Lines of data
----

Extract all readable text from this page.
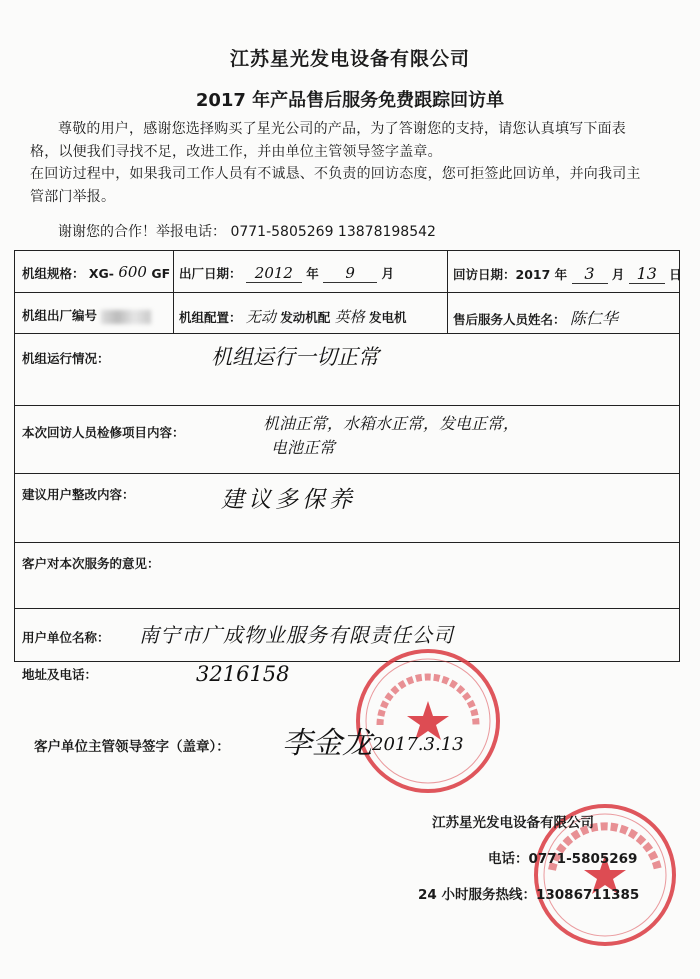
江苏星光发电设备有限公司
2017 年产品售后服务免费跟踪回访单

尊敬的用户，感谢您选择购买了星光公司的产品，为了答谢您的支持，请您认真填写下面表格，以便我们寻找不足，改进工作，并由单位主管领导签字盖章。

在回访过程中，如果我司工作人员有不诚恳、不负责的回访态度，您可拒签此回访单，并向我司主管部门举报。

谢谢您的合作！举报电话： 0771-5805269 13878198542
机组规格： XG- 600 GF 出厂日期： 2012 年 9 月	回访日期：2017 年 3 月 13 日
机组出厂编号	机组配置： 无动 发动机配 英格 发电机	售后服务人员姓名： 陈仁华
机组运行情况：	机组运行一切正常
本次回访人员检修项目内容：	机油正常，水箱水正常，发电正常，
电池正常
建议用户整改内容：	建议多保养
客户对本次服务的意见：
用户单位名称： 南宁市广成物业服务有限责任公司
地址及电话：	3216158
客户单位主管领导签字（盖章）： 李金龙 2017.3.13
江苏星光发电设备有限公司
电话：0771-5805269
24 小时服务热线：13086711385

----

WHAT TO WORK ON:
Make an exact copy of all entries above, dropping the images.

RESULT OF THIS EXERCISE:
Extract all readable text from this page.
江苏星光发电设备有限公司
2017 年产品售后服务免费跟踪回访单

尊敬的用户，感谢您选择购买了星光公司的产品，为了答谢您的支持，请您认真填写下面表格，以便我们寻找不足，改进工作，并由单位主管领导签字盖章。

在回访过程中，如果我司工作人员有不诚恳、不负责的回访态度，您可拒签此回访单，并向我司主管部门举报。

谢谢您的合作！举报电话： 0771-5805269 13878198542
机组规格： XG- 600 GF 出厂日期： 2012 年 9 月	回访日期：2017 年 3 月 13 日
机组出厂编号	机组配置： 无动 发动机配 英格 发电机	售后服务人员姓名： 陈仁华
机组运行情况：	机组运行一切正常
本次回访人员检修项目内容：	机油正常，水箱水正常，发电正常，
电池正常
建议用户整改内容：	建议多保养
客户对本次服务的意见：
用户单位名称： 南宁市广成物业服务有限责任公司
地址及电话：	3216158
客户单位主管领导签字（盖章）： 李金龙 2017.3.13
江苏星光发电设备有限公司
电话：0771-5805269
24 小时服务热线：13086711385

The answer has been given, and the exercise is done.